§ OBJECTIVE
Print every line of the listing exactly, please.

Collection entries:
►
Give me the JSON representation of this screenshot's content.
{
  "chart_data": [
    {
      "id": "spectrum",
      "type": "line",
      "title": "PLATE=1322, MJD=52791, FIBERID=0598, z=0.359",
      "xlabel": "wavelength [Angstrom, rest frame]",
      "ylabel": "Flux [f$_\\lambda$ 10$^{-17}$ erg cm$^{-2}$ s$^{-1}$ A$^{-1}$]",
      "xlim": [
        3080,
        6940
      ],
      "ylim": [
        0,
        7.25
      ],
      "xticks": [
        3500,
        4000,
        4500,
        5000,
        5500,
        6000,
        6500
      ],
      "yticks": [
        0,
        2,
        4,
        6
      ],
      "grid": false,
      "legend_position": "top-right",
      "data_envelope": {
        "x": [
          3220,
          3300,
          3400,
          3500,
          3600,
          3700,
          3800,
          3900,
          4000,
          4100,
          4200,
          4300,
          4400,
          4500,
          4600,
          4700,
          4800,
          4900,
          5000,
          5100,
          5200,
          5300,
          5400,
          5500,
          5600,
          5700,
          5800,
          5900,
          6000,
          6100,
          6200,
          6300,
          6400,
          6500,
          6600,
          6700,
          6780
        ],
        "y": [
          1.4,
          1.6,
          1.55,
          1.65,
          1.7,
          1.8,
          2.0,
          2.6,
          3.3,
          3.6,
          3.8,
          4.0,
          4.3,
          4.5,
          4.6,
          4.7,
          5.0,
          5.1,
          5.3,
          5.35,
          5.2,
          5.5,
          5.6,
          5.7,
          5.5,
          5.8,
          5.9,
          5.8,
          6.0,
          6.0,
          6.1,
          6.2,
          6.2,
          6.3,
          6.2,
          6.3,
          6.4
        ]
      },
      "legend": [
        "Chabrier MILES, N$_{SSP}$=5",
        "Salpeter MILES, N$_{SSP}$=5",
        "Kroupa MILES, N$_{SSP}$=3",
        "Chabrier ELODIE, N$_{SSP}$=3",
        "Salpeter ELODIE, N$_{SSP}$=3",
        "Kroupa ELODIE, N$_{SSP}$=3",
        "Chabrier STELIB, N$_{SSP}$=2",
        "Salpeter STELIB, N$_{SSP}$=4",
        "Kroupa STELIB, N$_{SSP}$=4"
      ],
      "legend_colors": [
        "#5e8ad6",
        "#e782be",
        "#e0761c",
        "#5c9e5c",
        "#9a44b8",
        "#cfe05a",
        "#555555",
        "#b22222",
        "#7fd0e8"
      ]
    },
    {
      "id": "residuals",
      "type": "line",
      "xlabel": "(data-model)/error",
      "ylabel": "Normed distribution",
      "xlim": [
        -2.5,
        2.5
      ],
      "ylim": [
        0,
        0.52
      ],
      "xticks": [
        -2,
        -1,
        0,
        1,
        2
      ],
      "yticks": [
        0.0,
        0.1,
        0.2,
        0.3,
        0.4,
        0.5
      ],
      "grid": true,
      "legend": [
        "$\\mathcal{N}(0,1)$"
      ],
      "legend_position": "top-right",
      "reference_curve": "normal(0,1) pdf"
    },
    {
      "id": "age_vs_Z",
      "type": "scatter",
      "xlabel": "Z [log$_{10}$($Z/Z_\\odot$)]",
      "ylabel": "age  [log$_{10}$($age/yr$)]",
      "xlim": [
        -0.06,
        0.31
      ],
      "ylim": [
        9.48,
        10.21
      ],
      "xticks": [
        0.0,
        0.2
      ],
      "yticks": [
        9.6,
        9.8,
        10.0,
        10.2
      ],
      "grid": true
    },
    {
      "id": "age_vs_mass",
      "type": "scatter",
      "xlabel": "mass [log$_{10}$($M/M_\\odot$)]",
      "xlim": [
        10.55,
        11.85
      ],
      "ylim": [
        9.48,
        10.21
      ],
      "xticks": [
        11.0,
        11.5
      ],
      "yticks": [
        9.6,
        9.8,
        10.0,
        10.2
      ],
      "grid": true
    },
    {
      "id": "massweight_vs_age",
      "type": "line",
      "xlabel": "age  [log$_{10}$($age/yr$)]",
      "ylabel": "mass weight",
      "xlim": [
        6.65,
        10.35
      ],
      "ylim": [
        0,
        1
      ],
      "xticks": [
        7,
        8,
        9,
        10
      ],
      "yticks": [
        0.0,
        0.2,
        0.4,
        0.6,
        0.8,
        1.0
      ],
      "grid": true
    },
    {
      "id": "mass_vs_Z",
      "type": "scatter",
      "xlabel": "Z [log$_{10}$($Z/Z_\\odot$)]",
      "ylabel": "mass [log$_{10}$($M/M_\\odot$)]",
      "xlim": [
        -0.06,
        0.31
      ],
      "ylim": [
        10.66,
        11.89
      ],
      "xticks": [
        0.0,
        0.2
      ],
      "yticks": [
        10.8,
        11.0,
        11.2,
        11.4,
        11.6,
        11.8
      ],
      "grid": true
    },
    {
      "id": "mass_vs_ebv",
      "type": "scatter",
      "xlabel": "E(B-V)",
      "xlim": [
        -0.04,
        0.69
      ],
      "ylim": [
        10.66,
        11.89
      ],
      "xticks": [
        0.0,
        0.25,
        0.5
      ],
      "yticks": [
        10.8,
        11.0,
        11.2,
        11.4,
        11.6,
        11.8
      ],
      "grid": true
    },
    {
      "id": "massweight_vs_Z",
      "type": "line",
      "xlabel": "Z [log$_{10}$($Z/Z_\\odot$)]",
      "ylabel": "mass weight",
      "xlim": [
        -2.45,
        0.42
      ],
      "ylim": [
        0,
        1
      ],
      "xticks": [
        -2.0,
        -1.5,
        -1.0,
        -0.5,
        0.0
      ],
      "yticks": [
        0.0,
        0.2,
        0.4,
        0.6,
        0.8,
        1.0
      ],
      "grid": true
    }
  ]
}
◄
§ PROBLEM SOLUTION
Give me the JSON representation of this screenshot's content.
{
  "chart_data": [
    {
      "id": "spectrum",
      "type": "line",
      "title": "PLATE=1322, MJD=52791, FIBERID=0598, z=0.359",
      "xlabel": "wavelength [Angstrom, rest frame]",
      "ylabel": "Flux [f$_\\lambda$ 10$^{-17}$ erg cm$^{-2}$ s$^{-1}$ A$^{-1}$]",
      "xlim": [
        3080,
        6940
      ],
      "ylim": [
        0,
        7.25
      ],
      "xticks": [
        3500,
        4000,
        4500,
        5000,
        5500,
        6000,
        6500
      ],
      "yticks": [
        0,
        2,
        4,
        6
      ],
      "grid": false,
      "legend_position": "top-right",
      "data_envelope": {
        "x": [
          3220,
          3300,
          3400,
          3500,
          3600,
          3700,
          3800,
          3900,
          4000,
          4100,
          4200,
          4300,
          4400,
          4500,
          4600,
          4700,
          4800,
          4900,
          5000,
          5100,
          5200,
          5300,
          5400,
          5500,
          5600,
          5700,
          5800,
          5900,
          6000,
          6100,
          6200,
          6300,
          6400,
          6500,
          6600,
          6700,
          6780
        ],
        "y": [
          1.4,
          1.6,
          1.55,
          1.65,
          1.7,
          1.8,
          2.0,
          2.6,
          3.3,
          3.6,
          3.8,
          4.0,
          4.3,
          4.5,
          4.6,
          4.7,
          5.0,
          5.1,
          5.3,
          5.35,
          5.2,
          5.5,
          5.6,
          5.7,
          5.5,
          5.8,
          5.9,
          5.8,
          6.0,
          6.0,
          6.1,
          6.2,
          6.2,
          6.3,
          6.2,
          6.3,
          6.4
        ]
      },
      "legend": [
        "Chabrier MILES, N$_{SSP}$=5",
        "Salpeter MILES, N$_{SSP}$=5",
        "Kroupa MILES, N$_{SSP}$=3",
        "Chabrier ELODIE, N$_{SSP}$=3",
        "Salpeter ELODIE, N$_{SSP}$=3",
        "Kroupa ELODIE, N$_{SSP}$=3",
        "Chabrier STELIB, N$_{SSP}$=2",
        "Salpeter STELIB, N$_{SSP}$=4",
        "Kroupa STELIB, N$_{SSP}$=4"
      ],
      "legend_colors": [
        "#5e8ad6",
        "#e782be",
        "#e0761c",
        "#5c9e5c",
        "#9a44b8",
        "#cfe05a",
        "#555555",
        "#b22222",
        "#7fd0e8"
      ]
    },
    {
      "id": "residuals",
      "type": "line",
      "xlabel": "(data-model)/error",
      "ylabel": "Normed distribution",
      "xlim": [
        -2.5,
        2.5
      ],
      "ylim": [
        0,
        0.52
      ],
      "xticks": [
        -2,
        -1,
        0,
        1,
        2
      ],
      "yticks": [
        0.0,
        0.1,
        0.2,
        0.3,
        0.4,
        0.5
      ],
      "grid": true,
      "legend": [
        "$\\mathcal{N}(0,1)$"
      ],
      "legend_position": "top-right",
      "reference_curve": "normal(0,1) pdf"
    },
    {
      "id": "age_vs_Z",
      "type": "scatter",
      "xlabel": "Z [log$_{10}$($Z/Z_\\odot$)]",
      "ylabel": "age  [log$_{10}$($age/yr$)]",
      "xlim": [
        -0.06,
        0.31
      ],
      "ylim": [
        9.48,
        10.21
      ],
      "xticks": [
        0.0,
        0.2
      ],
      "yticks": [
        9.6,
        9.8,
        10.0,
        10.2
      ],
      "grid": true
    },
    {
      "id": "age_vs_mass",
      "type": "scatter",
      "xlabel": "mass [log$_{10}$($M/M_\\odot$)]",
      "xlim": [
        10.55,
        11.85
      ],
      "ylim": [
        9.48,
        10.21
      ],
      "xticks": [
        11.0,
        11.5
      ],
      "yticks": [
        9.6,
        9.8,
        10.0,
        10.2
      ],
      "grid": true
    },
    {
      "id": "massweight_vs_age",
      "type": "line",
      "xlabel": "age  [log$_{10}$($age/yr$)]",
      "ylabel": "mass weight",
      "xlim": [
        6.65,
        10.35
      ],
      "ylim": [
        0,
        1
      ],
      "xticks": [
        7,
        8,
        9,
        10
      ],
      "yticks": [
        0.0,
        0.2,
        0.4,
        0.6,
        0.8,
        1.0
      ],
      "grid": true
    },
    {
      "id": "mass_vs_Z",
      "type": "scatter",
      "xlabel": "Z [log$_{10}$($Z/Z_\\odot$)]",
      "ylabel": "mass [log$_{10}$($M/M_\\odot$)]",
      "xlim": [
        -0.06,
        0.31
      ],
      "ylim": [
        10.66,
        11.89
      ],
      "xticks": [
        0.0,
        0.2
      ],
      "yticks": [
        10.8,
        11.0,
        11.2,
        11.4,
        11.6,
        11.8
      ],
      "grid": true
    },
    {
      "id": "mass_vs_ebv",
      "type": "scatter",
      "xlabel": "E(B-V)",
      "xlim": [
        -0.04,
        0.69
      ],
      "ylim": [
        10.66,
        11.89
      ],
      "xticks": [
        0.0,
        0.25,
        0.5
      ],
      "yticks": [
        10.8,
        11.0,
        11.2,
        11.4,
        11.6,
        11.8
      ],
      "grid": true
    },
    {
      "id": "massweight_vs_Z",
      "type": "line",
      "xlabel": "Z [log$_{10}$($Z/Z_\\odot$)]",
      "ylabel": "mass weight",
      "xlim": [
        -2.45,
        0.42
      ],
      "ylim": [
        0,
        1
      ],
      "xticks": [
        -2.0,
        -1.5,
        -1.0,
        -0.5,
        0.0
      ],
      "yticks": [
        0.0,
        0.2,
        0.4,
        0.6,
        0.8,
        1.0
      ],
      "grid": true
    }
  ]
}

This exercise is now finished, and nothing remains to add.